*Task description*.
All entries below need to be written out exactly, but without their pictures.

*Entries*.
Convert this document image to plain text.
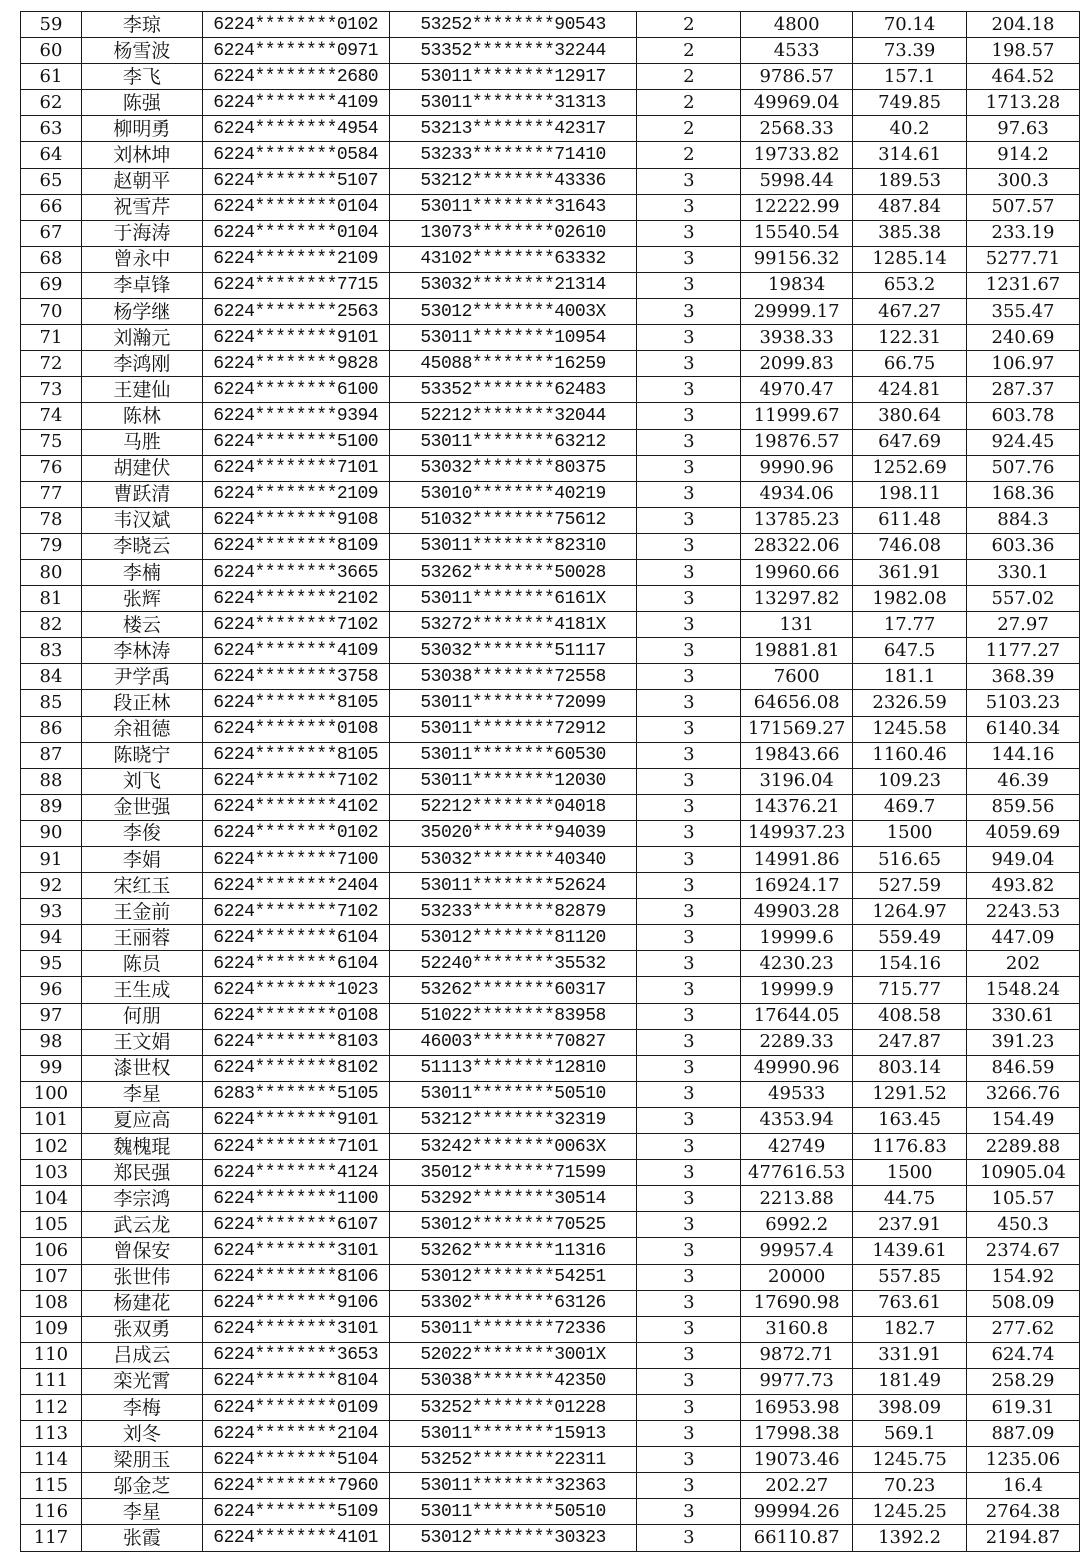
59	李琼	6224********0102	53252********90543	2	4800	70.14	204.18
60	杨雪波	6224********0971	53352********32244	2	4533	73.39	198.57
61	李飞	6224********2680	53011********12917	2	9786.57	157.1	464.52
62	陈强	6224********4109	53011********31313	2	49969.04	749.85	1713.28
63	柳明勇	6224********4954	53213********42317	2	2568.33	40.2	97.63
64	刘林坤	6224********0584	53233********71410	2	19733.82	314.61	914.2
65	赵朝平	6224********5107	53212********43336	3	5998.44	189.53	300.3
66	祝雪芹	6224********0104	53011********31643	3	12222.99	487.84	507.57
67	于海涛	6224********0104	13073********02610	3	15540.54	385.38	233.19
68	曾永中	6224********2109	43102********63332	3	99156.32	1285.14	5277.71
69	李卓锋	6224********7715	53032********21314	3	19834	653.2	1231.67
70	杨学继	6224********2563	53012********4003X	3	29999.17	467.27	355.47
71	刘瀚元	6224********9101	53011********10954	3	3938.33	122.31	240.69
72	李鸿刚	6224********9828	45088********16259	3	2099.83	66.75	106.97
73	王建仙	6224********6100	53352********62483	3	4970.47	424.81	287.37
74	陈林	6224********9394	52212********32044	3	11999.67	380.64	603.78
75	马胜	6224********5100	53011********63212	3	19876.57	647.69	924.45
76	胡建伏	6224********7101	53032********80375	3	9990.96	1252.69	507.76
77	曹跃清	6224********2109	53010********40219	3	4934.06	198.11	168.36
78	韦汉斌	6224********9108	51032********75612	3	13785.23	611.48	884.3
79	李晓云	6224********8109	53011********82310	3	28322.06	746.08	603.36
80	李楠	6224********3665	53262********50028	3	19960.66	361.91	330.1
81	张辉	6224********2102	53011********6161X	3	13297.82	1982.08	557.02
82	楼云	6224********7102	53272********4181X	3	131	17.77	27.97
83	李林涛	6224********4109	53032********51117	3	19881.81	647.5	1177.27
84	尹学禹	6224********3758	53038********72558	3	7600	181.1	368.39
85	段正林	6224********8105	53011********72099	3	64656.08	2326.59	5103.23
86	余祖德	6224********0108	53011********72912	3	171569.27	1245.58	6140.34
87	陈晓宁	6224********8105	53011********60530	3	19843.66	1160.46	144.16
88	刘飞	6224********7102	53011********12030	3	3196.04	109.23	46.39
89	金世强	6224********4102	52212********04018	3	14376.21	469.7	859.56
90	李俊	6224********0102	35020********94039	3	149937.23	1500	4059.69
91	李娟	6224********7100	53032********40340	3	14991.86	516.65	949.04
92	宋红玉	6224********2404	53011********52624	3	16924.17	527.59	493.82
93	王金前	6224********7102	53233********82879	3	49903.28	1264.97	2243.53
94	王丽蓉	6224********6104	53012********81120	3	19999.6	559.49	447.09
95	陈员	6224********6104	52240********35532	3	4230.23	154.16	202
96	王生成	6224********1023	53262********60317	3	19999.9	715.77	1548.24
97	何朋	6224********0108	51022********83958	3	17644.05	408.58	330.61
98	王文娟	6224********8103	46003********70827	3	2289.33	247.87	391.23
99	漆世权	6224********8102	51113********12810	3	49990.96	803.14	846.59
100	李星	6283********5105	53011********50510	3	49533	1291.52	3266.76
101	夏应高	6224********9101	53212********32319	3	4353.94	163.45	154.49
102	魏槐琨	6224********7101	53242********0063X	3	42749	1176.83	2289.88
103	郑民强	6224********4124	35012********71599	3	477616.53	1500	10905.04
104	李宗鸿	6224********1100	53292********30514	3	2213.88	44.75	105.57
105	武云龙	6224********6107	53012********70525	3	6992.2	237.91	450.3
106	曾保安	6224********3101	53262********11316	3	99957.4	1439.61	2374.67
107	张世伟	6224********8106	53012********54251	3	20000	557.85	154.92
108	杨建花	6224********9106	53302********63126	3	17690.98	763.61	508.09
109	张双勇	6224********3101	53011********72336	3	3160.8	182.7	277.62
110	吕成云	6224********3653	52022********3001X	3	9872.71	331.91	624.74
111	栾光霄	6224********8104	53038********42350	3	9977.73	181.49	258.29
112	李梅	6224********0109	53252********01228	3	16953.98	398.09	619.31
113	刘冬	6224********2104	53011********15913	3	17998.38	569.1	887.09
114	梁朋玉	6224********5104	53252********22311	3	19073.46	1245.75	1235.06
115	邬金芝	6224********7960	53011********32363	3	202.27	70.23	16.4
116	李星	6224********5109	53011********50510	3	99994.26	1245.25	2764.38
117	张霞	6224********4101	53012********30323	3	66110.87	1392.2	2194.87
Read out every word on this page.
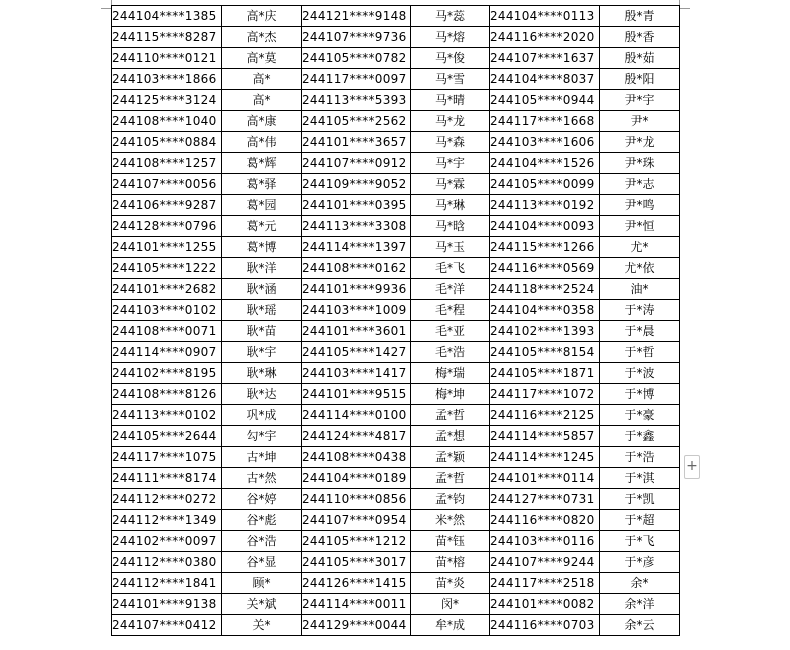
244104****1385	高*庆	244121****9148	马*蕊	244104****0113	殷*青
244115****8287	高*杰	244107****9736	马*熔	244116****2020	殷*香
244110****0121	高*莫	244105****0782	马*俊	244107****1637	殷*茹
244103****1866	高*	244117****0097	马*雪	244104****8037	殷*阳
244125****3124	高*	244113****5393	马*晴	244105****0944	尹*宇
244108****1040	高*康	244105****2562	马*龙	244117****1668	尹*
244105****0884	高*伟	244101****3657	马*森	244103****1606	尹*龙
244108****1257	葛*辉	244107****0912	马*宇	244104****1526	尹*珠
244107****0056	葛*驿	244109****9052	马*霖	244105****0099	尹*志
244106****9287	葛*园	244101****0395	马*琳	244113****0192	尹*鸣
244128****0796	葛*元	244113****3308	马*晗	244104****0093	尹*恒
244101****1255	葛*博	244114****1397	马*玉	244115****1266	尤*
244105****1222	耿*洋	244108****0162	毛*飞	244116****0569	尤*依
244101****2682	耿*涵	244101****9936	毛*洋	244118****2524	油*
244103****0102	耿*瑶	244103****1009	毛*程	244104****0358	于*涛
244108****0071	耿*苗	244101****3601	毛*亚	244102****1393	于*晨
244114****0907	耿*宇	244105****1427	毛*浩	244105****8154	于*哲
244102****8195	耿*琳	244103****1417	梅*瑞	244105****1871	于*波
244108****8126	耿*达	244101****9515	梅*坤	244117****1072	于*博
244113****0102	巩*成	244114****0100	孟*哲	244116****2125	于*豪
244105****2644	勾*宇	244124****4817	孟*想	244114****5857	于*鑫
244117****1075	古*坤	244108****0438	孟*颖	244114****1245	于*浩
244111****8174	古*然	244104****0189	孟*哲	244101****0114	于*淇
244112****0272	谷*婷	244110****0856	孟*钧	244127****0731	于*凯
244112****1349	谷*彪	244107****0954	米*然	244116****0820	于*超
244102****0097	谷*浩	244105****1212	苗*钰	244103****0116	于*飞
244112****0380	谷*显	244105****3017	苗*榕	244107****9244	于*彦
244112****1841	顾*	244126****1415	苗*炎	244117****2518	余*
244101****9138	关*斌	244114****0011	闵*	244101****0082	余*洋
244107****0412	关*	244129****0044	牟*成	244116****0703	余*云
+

*Solution for this problem*.
Convert this document image to plain text.
59	李琼	6224********0102	53252********90543	2	4800	70.14	204.18
60	杨雪波	6224********0971	53352********32244	2	4533	73.39	198.57
61	李飞	6224********2680	53011********12917	2	9786.57	157.1	464.52
62	陈强	6224********4109	53011********31313	2	49969.04	749.85	1713.28
63	柳明勇	6224********4954	53213********42317	2	2568.33	40.2	97.63
64	刘林坤	6224********0584	53233********71410	2	19733.82	314.61	914.2
65	赵朝平	6224********5107	53212********43336	3	5998.44	189.53	300.3
66	祝雪芹	6224********0104	53011********31643	3	12222.99	487.84	507.57
67	于海涛	6224********0104	13073********02610	3	15540.54	385.38	233.19
68	曾永中	6224********2109	43102********63332	3	99156.32	1285.14	5277.71
69	李卓锋	6224********7715	53032********21314	3	19834	653.2	1231.67
70	杨学继	6224********2563	53012********4003X	3	29999.17	467.27	355.47
71	刘瀚元	6224********9101	53011********10954	3	3938.33	122.31	240.69
72	李鸿刚	6224********9828	45088********16259	3	2099.83	66.75	106.97
73	王建仙	6224********6100	53352********62483	3	4970.47	424.81	287.37
74	陈林	6224********9394	52212********32044	3	11999.67	380.64	603.78
75	马胜	6224********5100	53011********63212	3	19876.57	647.69	924.45
76	胡建伏	6224********7101	53032********80375	3	9990.96	1252.69	507.76
77	曹跃清	6224********2109	53010********40219	3	4934.06	198.11	168.36
78	韦汉斌	6224********9108	51032********75612	3	13785.23	611.48	884.3
79	李晓云	6224********8109	53011********82310	3	28322.06	746.08	603.36
80	李楠	6224********3665	53262********50028	3	19960.66	361.91	330.1
81	张辉	6224********2102	53011********6161X	3	13297.82	1982.08	557.02
82	楼云	6224********7102	53272********4181X	3	131	17.77	27.97
83	李林涛	6224********4109	53032********51117	3	19881.81	647.5	1177.27
84	尹学禹	6224********3758	53038********72558	3	7600	181.1	368.39
85	段正林	6224********8105	53011********72099	3	64656.08	2326.59	5103.23
86	余祖德	6224********0108	53011********72912	3	171569.27	1245.58	6140.34
87	陈晓宁	6224********8105	53011********60530	3	19843.66	1160.46	144.16
88	刘飞	6224********7102	53011********12030	3	3196.04	109.23	46.39
89	金世强	6224********4102	52212********04018	3	14376.21	469.7	859.56
90	李俊	6224********0102	35020********94039	3	149937.23	1500	4059.69
91	李娟	6224********7100	53032********40340	3	14991.86	516.65	949.04
92	宋红玉	6224********2404	53011********52624	3	16924.17	527.59	493.82
93	王金前	6224********7102	53233********82879	3	49903.28	1264.97	2243.53
94	王丽蓉	6224********6104	53012********81120	3	19999.6	559.49	447.09
95	陈员	6224********6104	52240********35532	3	4230.23	154.16	202
96	王生成	6224********1023	53262********60317	3	19999.9	715.77	1548.24
97	何朋	6224********0108	51022********83958	3	17644.05	408.58	330.61
98	王文娟	6224********8103	46003********70827	3	2289.33	247.87	391.23
99	漆世权	6224********8102	51113********12810	3	49990.96	803.14	846.59
100	李星	6283********5105	53011********50510	3	49533	1291.52	3266.76
101	夏应高	6224********9101	53212********32319	3	4353.94	163.45	154.49
102	魏槐琨	6224********7101	53242********0063X	3	42749	1176.83	2289.88
103	郑民强	6224********4124	35012********71599	3	477616.53	1500	10905.04
104	李宗鸿	6224********1100	53292********30514	3	2213.88	44.75	105.57
105	武云龙	6224********6107	53012********70525	3	6992.2	237.91	450.3
106	曾保安	6224********3101	53262********11316	3	99957.4	1439.61	2374.67
107	张世伟	6224********8106	53012********54251	3	20000	557.85	154.92
108	杨建花	6224********9106	53302********63126	3	17690.98	763.61	508.09
109	张双勇	6224********3101	53011********72336	3	3160.8	182.7	277.62
110	吕成云	6224********3653	52022********3001X	3	9872.71	331.91	624.74
111	栾光霄	6224********8104	53038********42350	3	9977.73	181.49	258.29
112	李梅	6224********0109	53252********01228	3	16953.98	398.09	619.31
113	刘冬	6224********2104	53011********15913	3	17998.38	569.1	887.09
114	梁朋玉	6224********5104	53252********22311	3	19073.46	1245.75	1235.06
115	邬金芝	6224********7960	53011********32363	3	202.27	70.23	16.4
116	李星	6224********5109	53011********50510	3	99994.26	1245.25	2764.38
117	张霞	6224********4101	53012********30323	3	66110.87	1392.2	2194.87
Read out every word on this page.
244104****1385	高*庆	244121****9148	马*蕊	244104****0113	殷*青
244115****8287	高*杰	244107****9736	马*熔	244116****2020	殷*香
244110****0121	高*莫	244105****0782	马*俊	244107****1637	殷*茹
244103****1866	高*	244117****0097	马*雪	244104****8037	殷*阳
244125****3124	高*	244113****5393	马*晴	244105****0944	尹*宇
244108****1040	高*康	244105****2562	马*龙	244117****1668	尹*
244105****0884	高*伟	244101****3657	马*森	244103****1606	尹*龙
244108****1257	葛*辉	244107****0912	马*宇	244104****1526	尹*珠
244107****0056	葛*驿	244109****9052	马*霖	244105****0099	尹*志
244106****9287	葛*园	244101****0395	马*琳	244113****0192	尹*鸣
244128****0796	葛*元	244113****3308	马*晗	244104****0093	尹*恒
244101****1255	葛*博	244114****1397	马*玉	244115****1266	尤*
244105****1222	耿*洋	244108****0162	毛*飞	244116****0569	尤*依
244101****2682	耿*涵	244101****9936	毛*洋	244118****2524	油*
244103****0102	耿*瑶	244103****1009	毛*程	244104****0358	于*涛
244108****0071	耿*苗	244101****3601	毛*亚	244102****1393	于*晨
244114****0907	耿*宇	244105****1427	毛*浩	244105****8154	于*哲
244102****8195	耿*琳	244103****1417	梅*瑞	244105****1871	于*波
244108****8126	耿*达	244101****9515	梅*坤	244117****1072	于*博
244113****0102	巩*成	244114****0100	孟*哲	244116****2125	于*豪
244105****2644	勾*宇	244124****4817	孟*想	244114****5857	于*鑫
244117****1075	古*坤	244108****0438	孟*颖	244114****1245	于*浩
244111****8174	古*然	244104****0189	孟*哲	244101****0114	于*淇
244112****0272	谷*婷	244110****0856	孟*钧	244127****0731	于*凯
244112****1349	谷*彪	244107****0954	米*然	244116****0820	于*超
244102****0097	谷*浩	244105****1212	苗*钰	244103****0116	于*飞
244112****0380	谷*显	244105****3017	苗*榕	244107****9244	于*彦
244112****1841	顾*	244126****1415	苗*炎	244117****2518	余*
244101****9138	关*斌	244114****0011	闵*	244101****0082	余*洋
244107****0412	关*	244129****0044	牟*成	244116****0703	余*云
+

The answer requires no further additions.